_TEXTO EXTRAÍDO_
Hace cinco o seis años, siendo yo jugador de Girona, recuerdo una vaga conversación sobre un 'ruso' que vivía en Palamós. El equipo de baloncesto atravesaba por problemas económicos y se habló de este personaje como posible mecenas. De su capacidad en un equipo por entonces de Segunda B. Capacidad económica, por supuesto. Incluso un conocido suyo nos puso en canción. «Este tío al final se hará con algún equipo importante». Acertó. Su ascensión ha sido meteórica. El lunes en un programa de televisión nacional acabó llamando tonto y payaso a un periodista.
En el camino, su aterrizaje en Santander con sus posteriores consecuencias. Su compra del 51% de las acciones del Alavés (que nadie olvide eso), un desnudo en 'Interviú', insultos y degradaciones a aficionados, prensa, entrenadores, jugadores... Desde que aterrizó en el mundo del deporte abogó por un nuevo concepto. Hay que reconocer que está siendo innovador.
Decía Juanito Oiarzabal en su columna que igual ya era tarde para pararle los pies. ¿Qué más le da? Él continúa su camino. El suyo. Me imagino que instituciones, socios, todos los que sentimos algo por el Alavés intentaremos hacer algo por reconducir este absurdo.

_MATERIAL APORTADO_
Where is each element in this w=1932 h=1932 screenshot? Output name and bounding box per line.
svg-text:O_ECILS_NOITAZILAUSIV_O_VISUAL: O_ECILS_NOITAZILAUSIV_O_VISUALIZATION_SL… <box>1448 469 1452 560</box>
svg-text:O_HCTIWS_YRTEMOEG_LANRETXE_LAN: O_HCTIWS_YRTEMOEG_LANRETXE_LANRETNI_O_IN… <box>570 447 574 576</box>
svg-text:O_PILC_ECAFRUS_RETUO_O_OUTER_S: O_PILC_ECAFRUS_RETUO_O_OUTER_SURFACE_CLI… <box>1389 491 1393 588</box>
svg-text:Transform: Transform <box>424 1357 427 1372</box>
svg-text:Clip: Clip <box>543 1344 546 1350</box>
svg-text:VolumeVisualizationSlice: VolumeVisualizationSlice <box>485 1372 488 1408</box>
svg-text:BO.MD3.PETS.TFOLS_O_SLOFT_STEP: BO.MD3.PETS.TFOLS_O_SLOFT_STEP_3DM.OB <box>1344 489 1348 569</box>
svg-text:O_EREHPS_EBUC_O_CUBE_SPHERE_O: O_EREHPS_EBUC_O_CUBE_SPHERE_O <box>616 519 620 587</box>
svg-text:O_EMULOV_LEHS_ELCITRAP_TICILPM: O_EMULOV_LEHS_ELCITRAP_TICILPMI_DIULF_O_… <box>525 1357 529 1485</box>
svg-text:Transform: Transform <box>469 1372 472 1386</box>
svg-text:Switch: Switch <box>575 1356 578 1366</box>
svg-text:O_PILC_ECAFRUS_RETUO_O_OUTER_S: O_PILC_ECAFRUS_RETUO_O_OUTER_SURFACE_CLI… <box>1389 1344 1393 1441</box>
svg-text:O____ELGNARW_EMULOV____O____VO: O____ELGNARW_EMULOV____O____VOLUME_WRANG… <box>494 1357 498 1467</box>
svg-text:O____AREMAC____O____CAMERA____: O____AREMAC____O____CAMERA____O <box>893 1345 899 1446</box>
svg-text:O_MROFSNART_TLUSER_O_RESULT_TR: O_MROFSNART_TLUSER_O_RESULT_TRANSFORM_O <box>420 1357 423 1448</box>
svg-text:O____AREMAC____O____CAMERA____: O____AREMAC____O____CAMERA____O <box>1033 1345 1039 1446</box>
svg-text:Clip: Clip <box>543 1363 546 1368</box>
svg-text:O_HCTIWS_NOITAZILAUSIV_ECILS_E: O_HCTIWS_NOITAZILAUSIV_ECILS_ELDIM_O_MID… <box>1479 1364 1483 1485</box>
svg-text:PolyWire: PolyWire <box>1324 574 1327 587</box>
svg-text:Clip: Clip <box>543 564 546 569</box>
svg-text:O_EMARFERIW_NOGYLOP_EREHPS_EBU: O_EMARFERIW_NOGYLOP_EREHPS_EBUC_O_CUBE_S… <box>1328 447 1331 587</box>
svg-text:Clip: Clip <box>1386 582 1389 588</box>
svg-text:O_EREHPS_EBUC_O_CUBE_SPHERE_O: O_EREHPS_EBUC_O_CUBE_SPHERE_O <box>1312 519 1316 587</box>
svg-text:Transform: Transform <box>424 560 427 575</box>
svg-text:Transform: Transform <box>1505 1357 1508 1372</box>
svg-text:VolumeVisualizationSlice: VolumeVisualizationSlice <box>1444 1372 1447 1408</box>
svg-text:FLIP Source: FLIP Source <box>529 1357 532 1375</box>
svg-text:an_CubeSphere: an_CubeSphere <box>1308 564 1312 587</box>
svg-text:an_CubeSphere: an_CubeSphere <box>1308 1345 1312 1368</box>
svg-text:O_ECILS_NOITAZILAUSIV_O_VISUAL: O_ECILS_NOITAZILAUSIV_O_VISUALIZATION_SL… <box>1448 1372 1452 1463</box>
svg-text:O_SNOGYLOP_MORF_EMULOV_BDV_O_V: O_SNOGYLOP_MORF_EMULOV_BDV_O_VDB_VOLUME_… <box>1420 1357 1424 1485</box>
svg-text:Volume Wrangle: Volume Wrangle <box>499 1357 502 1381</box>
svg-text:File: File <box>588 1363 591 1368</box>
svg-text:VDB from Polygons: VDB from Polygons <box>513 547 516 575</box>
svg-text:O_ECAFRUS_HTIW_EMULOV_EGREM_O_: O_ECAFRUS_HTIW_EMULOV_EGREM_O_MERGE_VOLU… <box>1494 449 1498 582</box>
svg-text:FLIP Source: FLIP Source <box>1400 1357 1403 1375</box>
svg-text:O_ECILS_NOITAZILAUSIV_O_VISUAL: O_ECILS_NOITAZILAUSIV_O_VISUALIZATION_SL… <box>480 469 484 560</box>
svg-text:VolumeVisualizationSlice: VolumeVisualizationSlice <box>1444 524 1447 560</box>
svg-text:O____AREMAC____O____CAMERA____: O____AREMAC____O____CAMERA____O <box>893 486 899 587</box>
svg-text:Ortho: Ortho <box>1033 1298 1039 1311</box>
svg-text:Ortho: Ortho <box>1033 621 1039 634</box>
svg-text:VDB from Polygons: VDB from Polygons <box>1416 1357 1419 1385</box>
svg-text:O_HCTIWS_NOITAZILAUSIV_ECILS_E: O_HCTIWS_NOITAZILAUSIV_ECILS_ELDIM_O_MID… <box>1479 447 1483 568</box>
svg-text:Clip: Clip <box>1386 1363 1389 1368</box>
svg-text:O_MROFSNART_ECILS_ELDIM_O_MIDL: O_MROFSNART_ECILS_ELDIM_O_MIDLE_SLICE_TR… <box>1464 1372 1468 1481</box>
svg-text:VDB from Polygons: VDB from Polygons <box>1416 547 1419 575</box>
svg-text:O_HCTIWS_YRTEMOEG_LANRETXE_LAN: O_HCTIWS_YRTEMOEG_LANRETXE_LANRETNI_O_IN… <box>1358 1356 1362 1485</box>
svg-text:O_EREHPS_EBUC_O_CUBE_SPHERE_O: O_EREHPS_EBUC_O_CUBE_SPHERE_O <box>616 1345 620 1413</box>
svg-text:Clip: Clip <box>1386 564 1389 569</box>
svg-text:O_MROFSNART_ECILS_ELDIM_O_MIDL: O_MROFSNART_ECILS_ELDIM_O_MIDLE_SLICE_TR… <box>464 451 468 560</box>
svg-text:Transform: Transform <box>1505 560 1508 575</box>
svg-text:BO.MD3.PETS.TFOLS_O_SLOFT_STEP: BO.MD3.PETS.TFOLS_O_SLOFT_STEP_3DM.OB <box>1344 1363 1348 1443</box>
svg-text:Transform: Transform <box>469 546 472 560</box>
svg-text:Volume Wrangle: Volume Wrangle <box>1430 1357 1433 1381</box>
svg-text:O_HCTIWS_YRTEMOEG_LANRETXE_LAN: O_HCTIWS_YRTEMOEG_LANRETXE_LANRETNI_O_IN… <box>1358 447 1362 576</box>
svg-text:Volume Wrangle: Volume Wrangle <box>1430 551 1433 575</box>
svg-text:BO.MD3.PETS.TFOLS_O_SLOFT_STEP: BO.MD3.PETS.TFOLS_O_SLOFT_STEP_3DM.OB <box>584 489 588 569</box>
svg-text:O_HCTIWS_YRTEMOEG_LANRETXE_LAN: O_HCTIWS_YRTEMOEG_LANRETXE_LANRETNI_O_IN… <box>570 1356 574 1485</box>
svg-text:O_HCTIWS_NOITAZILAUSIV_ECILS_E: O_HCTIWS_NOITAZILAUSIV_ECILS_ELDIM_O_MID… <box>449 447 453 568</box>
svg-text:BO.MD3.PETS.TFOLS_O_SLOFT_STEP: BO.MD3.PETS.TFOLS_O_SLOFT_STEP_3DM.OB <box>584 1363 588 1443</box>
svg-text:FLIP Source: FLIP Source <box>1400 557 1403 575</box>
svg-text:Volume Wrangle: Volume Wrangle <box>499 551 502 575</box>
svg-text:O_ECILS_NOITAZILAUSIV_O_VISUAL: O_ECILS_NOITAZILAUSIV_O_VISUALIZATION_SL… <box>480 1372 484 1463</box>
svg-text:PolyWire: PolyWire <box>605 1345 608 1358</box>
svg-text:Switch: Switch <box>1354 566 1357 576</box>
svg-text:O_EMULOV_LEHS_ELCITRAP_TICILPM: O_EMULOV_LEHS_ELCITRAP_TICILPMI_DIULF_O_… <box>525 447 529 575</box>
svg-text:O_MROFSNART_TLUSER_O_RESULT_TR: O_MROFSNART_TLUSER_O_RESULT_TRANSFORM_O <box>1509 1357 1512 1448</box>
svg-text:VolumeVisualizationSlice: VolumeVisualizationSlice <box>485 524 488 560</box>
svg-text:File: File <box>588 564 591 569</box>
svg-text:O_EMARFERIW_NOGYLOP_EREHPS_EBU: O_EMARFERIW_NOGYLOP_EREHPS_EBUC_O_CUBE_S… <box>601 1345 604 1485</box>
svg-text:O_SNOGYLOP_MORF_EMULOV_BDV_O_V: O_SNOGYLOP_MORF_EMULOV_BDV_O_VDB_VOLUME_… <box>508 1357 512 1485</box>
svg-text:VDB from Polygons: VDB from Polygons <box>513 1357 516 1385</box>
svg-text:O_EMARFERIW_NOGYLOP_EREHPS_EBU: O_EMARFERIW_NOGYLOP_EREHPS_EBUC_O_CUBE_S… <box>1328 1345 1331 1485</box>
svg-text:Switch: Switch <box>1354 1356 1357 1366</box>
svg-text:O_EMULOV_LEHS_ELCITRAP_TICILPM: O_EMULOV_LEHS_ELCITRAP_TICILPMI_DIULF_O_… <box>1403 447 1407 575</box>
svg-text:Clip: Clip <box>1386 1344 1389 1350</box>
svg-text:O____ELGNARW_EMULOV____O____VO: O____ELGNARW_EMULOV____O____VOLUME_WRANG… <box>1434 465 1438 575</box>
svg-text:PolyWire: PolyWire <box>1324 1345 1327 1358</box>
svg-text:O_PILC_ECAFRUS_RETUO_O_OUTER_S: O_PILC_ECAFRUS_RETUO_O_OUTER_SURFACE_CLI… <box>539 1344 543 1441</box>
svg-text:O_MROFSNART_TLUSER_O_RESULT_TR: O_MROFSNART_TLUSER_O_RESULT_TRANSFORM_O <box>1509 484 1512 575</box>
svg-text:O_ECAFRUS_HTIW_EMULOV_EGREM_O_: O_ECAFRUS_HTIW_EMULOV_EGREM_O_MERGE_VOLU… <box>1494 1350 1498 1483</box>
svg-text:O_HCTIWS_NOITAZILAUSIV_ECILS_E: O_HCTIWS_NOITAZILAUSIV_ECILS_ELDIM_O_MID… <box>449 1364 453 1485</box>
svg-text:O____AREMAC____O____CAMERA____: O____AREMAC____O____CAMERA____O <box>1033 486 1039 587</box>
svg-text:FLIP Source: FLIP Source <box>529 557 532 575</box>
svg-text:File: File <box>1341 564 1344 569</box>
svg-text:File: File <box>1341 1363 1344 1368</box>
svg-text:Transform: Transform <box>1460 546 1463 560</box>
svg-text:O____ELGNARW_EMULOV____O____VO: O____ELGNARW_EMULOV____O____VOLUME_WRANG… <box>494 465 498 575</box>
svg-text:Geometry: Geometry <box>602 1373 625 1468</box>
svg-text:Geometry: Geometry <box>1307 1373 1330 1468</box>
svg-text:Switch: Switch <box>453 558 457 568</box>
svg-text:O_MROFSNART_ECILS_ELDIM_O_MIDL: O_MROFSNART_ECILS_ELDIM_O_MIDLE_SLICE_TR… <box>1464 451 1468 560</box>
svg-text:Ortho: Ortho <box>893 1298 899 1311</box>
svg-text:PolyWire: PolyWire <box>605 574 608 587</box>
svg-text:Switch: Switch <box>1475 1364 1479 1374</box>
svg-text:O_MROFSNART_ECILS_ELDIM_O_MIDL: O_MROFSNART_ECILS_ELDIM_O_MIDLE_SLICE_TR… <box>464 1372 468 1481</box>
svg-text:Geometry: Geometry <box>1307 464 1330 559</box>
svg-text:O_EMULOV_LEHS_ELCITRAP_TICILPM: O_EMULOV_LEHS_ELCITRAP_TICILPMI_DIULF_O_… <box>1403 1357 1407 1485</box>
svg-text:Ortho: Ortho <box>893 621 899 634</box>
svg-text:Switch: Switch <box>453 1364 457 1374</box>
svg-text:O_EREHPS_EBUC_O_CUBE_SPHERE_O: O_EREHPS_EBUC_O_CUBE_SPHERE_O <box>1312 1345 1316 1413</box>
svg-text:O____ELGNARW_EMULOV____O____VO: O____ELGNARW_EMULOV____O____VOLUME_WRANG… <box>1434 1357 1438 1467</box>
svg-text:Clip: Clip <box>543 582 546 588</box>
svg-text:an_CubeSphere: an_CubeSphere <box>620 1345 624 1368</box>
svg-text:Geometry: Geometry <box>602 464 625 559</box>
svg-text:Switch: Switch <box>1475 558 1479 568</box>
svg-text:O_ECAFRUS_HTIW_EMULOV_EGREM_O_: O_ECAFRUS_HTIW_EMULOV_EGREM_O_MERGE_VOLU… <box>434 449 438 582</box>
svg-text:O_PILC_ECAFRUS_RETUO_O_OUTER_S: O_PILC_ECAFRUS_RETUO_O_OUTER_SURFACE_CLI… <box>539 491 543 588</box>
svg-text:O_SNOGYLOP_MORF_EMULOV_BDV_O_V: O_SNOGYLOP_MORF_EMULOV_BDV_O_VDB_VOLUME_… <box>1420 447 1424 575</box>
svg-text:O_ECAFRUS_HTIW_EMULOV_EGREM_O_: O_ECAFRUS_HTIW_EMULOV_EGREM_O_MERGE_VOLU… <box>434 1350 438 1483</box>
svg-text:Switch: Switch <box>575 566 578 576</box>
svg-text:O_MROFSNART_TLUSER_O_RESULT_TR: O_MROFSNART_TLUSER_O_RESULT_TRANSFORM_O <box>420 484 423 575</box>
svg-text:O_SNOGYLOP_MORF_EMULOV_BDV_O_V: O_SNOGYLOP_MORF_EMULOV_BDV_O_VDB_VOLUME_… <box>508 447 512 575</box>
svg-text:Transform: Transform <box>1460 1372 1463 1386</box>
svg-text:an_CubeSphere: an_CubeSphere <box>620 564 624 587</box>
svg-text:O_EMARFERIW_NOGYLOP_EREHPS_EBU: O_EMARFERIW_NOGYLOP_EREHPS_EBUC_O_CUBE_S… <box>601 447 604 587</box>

_CONSIGNA 1_
Reescribe el fragmento del texto extraído que empieza en las palabras "En el camino, su" y termina tras "reconducir este absurdo.", cambiando "Alavés" por "Deportivo Alavés".
_CONSIGNA 2_
Según el texto extraído, ¿qué porcentaje de las acciones del Alavés compró el 'ruso' que vivía en Palamós?

_RESULTADO 1_
En el camino, su aterrizaje en Santander con sus posteriores consecuencias. Su compra del 51% de las acciones del Deportivo Alavés (que nadie olvide eso), un desnudo en 'Interviú', insultos y degradaciones a aficionados, prensa, entrenadores, jugadores... Desde que aterrizó en el mundo del deporte abogó por un nuevo concepto. Hay que reconocer que está siendo innovador.
Decía Juanito Oiarzabal en su columna que igual ya era tarde para pararle los pies. ¿Qué más le da? Él continúa su camino. El suyo. Me imagino que instituciones, socios, todos los que sentimos algo por el Deportivo Alavés intentaremos hacer algo por reconducir este absurdo.

_RESULTADO 2_
El 51%.